- **REQUEST**:
Set every record down verbatim and omit the pictures.

- **THE INPUT**:
-- start --

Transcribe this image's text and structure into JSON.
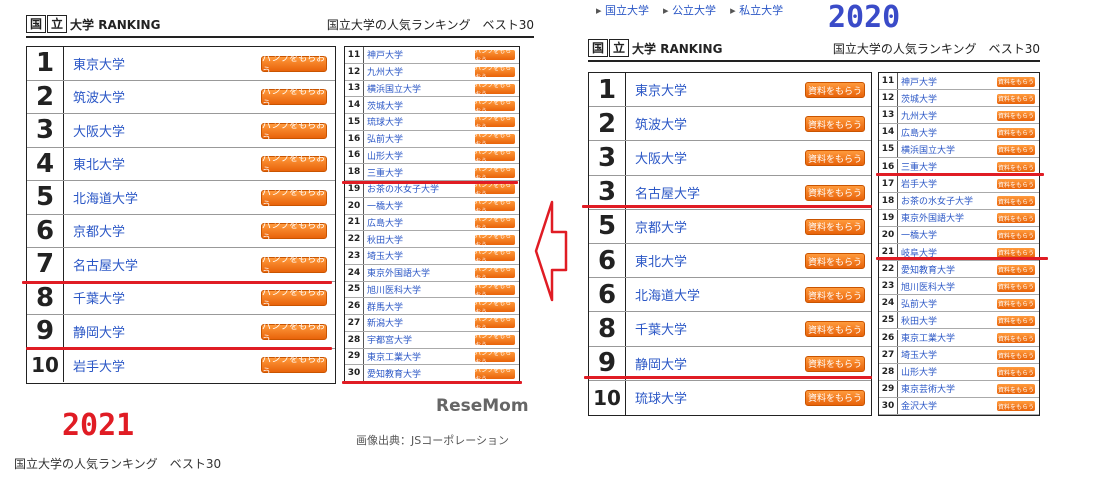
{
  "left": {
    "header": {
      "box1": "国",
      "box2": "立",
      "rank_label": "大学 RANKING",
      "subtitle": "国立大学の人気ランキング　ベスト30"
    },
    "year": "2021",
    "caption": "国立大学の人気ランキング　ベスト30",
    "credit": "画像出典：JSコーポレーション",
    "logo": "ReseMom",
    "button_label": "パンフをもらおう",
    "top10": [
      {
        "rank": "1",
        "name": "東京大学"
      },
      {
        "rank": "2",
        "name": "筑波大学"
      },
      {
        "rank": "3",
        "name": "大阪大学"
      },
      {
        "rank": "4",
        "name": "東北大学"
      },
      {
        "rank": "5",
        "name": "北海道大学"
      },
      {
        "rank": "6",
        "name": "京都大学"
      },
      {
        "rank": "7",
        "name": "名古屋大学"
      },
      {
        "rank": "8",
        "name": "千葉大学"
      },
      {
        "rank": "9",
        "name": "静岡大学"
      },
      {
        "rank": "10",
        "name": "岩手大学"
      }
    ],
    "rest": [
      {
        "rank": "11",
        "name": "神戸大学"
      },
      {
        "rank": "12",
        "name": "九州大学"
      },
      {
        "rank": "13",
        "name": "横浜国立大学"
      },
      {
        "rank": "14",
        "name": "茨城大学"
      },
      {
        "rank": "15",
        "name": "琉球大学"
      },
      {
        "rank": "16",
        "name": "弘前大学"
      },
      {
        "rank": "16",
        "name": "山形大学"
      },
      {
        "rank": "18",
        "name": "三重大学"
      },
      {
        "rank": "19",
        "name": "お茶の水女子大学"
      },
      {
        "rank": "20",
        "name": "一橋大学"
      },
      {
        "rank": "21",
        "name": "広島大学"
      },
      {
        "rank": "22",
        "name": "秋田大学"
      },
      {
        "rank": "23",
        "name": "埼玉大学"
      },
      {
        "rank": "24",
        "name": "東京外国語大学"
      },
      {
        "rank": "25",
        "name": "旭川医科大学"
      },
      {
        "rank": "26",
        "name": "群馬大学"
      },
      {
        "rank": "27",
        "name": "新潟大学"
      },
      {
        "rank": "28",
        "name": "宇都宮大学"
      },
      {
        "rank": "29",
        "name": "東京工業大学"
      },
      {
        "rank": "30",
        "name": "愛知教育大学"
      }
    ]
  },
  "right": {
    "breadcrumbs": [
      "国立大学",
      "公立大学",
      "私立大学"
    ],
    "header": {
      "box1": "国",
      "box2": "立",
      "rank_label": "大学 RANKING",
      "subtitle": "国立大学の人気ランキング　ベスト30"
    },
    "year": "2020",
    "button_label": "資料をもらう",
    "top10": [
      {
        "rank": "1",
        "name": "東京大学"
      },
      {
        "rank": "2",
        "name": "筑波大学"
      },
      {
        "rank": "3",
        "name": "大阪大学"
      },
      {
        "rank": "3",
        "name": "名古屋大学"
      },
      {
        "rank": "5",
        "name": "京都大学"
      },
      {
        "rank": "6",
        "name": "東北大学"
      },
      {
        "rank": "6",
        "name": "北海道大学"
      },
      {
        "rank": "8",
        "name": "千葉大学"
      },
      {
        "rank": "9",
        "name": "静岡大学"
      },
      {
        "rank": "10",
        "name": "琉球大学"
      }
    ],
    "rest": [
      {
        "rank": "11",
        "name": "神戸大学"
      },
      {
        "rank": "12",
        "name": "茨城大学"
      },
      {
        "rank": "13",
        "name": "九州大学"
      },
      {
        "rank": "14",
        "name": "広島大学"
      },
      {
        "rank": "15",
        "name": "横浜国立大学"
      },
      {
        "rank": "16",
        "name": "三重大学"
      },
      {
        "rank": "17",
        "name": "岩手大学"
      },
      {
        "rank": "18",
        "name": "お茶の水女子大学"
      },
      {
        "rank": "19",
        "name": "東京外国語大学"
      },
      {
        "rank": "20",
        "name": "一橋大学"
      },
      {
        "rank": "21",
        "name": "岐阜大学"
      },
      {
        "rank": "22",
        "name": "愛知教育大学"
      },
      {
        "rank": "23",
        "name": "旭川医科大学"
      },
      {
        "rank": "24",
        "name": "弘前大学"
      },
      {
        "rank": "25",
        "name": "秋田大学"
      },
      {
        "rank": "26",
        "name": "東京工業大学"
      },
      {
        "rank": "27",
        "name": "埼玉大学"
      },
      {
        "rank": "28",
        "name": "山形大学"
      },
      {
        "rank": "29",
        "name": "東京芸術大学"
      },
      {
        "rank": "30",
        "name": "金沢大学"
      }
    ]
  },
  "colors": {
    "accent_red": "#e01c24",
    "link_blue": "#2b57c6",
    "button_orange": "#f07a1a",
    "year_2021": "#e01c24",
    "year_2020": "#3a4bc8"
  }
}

-- end --

- **ANSWER FOR THE TASK**:
Transcribe this image's text and structure into JSON.
{
  "left": {
    "header": {
      "box1": "国",
      "box2": "立",
      "rank_label": "大学 RANKING",
      "subtitle": "国立大学の人気ランキング　ベスト30"
    },
    "year": "2021",
    "caption": "国立大学の人気ランキング　ベスト30",
    "credit": "画像出典：JSコーポレーション",
    "logo": "ReseMom",
    "button_label": "パンフをもらおう",
    "top10": [
      {
        "rank": "1",
        "name": "東京大学"
      },
      {
        "rank": "2",
        "name": "筑波大学"
      },
      {
        "rank": "3",
        "name": "大阪大学"
      },
      {
        "rank": "4",
        "name": "東北大学"
      },
      {
        "rank": "5",
        "name": "北海道大学"
      },
      {
        "rank": "6",
        "name": "京都大学"
      },
      {
        "rank": "7",
        "name": "名古屋大学"
      },
      {
        "rank": "8",
        "name": "千葉大学"
      },
      {
        "rank": "9",
        "name": "静岡大学"
      },
      {
        "rank": "10",
        "name": "岩手大学"
      }
    ],
    "rest": [
      {
        "rank": "11",
        "name": "神戸大学"
      },
      {
        "rank": "12",
        "name": "九州大学"
      },
      {
        "rank": "13",
        "name": "横浜国立大学"
      },
      {
        "rank": "14",
        "name": "茨城大学"
      },
      {
        "rank": "15",
        "name": "琉球大学"
      },
      {
        "rank": "16",
        "name": "弘前大学"
      },
      {
        "rank": "16",
        "name": "山形大学"
      },
      {
        "rank": "18",
        "name": "三重大学"
      },
      {
        "rank": "19",
        "name": "お茶の水女子大学"
      },
      {
        "rank": "20",
        "name": "一橋大学"
      },
      {
        "rank": "21",
        "name": "広島大学"
      },
      {
        "rank": "22",
        "name": "秋田大学"
      },
      {
        "rank": "23",
        "name": "埼玉大学"
      },
      {
        "rank": "24",
        "name": "東京外国語大学"
      },
      {
        "rank": "25",
        "name": "旭川医科大学"
      },
      {
        "rank": "26",
        "name": "群馬大学"
      },
      {
        "rank": "27",
        "name": "新潟大学"
      },
      {
        "rank": "28",
        "name": "宇都宮大学"
      },
      {
        "rank": "29",
        "name": "東京工業大学"
      },
      {
        "rank": "30",
        "name": "愛知教育大学"
      }
    ]
  },
  "right": {
    "breadcrumbs": [
      "国立大学",
      "公立大学",
      "私立大学"
    ],
    "header": {
      "box1": "国",
      "box2": "立",
      "rank_label": "大学 RANKING",
      "subtitle": "国立大学の人気ランキング　ベスト30"
    },
    "year": "2020",
    "button_label": "資料をもらう",
    "top10": [
      {
        "rank": "1",
        "name": "東京大学"
      },
      {
        "rank": "2",
        "name": "筑波大学"
      },
      {
        "rank": "3",
        "name": "大阪大学"
      },
      {
        "rank": "3",
        "name": "名古屋大学"
      },
      {
        "rank": "5",
        "name": "京都大学"
      },
      {
        "rank": "6",
        "name": "東北大学"
      },
      {
        "rank": "6",
        "name": "北海道大学"
      },
      {
        "rank": "8",
        "name": "千葉大学"
      },
      {
        "rank": "9",
        "name": "静岡大学"
      },
      {
        "rank": "10",
        "name": "琉球大学"
      }
    ],
    "rest": [
      {
        "rank": "11",
        "name": "神戸大学"
      },
      {
        "rank": "12",
        "name": "茨城大学"
      },
      {
        "rank": "13",
        "name": "九州大学"
      },
      {
        "rank": "14",
        "name": "広島大学"
      },
      {
        "rank": "15",
        "name": "横浜国立大学"
      },
      {
        "rank": "16",
        "name": "三重大学"
      },
      {
        "rank": "17",
        "name": "岩手大学"
      },
      {
        "rank": "18",
        "name": "お茶の水女子大学"
      },
      {
        "rank": "19",
        "name": "東京外国語大学"
      },
      {
        "rank": "20",
        "name": "一橋大学"
      },
      {
        "rank": "21",
        "name": "岐阜大学"
      },
      {
        "rank": "22",
        "name": "愛知教育大学"
      },
      {
        "rank": "23",
        "name": "旭川医科大学"
      },
      {
        "rank": "24",
        "name": "弘前大学"
      },
      {
        "rank": "25",
        "name": "秋田大学"
      },
      {
        "rank": "26",
        "name": "東京工業大学"
      },
      {
        "rank": "27",
        "name": "埼玉大学"
      },
      {
        "rank": "28",
        "name": "山形大学"
      },
      {
        "rank": "29",
        "name": "東京芸術大学"
      },
      {
        "rank": "30",
        "name": "金沢大学"
      }
    ]
  },
  "colors": {
    "accent_red": "#e01c24",
    "link_blue": "#2b57c6",
    "button_orange": "#f07a1a",
    "year_2021": "#e01c24",
    "year_2020": "#3a4bc8"
  }
}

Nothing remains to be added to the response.